__Data listing__
□ □ □ □ □ □ □
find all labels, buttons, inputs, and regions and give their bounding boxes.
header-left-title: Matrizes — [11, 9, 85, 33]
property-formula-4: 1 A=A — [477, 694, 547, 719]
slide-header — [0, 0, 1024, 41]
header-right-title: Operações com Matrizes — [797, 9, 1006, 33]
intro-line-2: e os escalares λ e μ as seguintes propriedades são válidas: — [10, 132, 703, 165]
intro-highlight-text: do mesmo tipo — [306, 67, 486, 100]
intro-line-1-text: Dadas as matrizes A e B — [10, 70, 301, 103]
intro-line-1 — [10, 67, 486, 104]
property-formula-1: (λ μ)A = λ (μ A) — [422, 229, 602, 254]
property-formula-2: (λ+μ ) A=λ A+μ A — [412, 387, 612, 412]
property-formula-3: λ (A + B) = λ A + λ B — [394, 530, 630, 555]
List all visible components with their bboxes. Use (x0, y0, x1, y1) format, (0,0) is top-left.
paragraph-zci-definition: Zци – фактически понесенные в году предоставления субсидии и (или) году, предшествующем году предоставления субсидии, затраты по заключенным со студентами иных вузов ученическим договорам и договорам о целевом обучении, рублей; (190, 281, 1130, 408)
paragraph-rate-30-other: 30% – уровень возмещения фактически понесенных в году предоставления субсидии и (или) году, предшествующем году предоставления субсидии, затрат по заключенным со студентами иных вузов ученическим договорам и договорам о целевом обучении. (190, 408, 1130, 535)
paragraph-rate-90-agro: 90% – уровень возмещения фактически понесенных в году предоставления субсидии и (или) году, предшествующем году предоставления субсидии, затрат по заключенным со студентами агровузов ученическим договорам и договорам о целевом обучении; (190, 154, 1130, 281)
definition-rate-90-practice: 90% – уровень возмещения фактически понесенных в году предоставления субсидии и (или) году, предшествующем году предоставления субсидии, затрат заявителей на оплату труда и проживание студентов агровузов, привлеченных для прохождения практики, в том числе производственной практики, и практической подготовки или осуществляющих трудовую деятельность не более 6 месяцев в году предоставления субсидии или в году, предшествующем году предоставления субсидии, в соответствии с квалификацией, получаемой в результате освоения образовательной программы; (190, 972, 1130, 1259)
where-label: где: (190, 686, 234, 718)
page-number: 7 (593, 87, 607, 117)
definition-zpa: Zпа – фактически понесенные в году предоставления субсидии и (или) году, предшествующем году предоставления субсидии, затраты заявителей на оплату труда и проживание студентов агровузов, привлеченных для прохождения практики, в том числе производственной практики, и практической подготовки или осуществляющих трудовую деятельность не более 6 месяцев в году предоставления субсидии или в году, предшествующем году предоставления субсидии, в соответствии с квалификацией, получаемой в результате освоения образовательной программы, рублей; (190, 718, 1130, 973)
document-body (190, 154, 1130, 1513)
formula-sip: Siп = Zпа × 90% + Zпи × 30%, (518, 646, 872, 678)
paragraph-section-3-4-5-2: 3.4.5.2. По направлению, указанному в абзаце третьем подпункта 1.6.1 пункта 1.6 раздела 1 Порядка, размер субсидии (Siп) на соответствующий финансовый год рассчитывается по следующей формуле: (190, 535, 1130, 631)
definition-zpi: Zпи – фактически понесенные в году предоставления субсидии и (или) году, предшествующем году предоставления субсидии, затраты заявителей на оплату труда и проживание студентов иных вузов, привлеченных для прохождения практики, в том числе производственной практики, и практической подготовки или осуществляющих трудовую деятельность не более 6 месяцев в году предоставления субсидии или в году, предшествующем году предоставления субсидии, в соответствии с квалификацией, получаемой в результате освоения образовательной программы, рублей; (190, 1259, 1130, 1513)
□ □ □ □ □ □ □
Extract each line of the entries above that contains the string "text". Matching is case-sensitive.

intro-highlight-text: do mesmo tipo — [306, 67, 486, 100]
intro-line-1-text: Dadas as matrizes A e B — [10, 70, 301, 103]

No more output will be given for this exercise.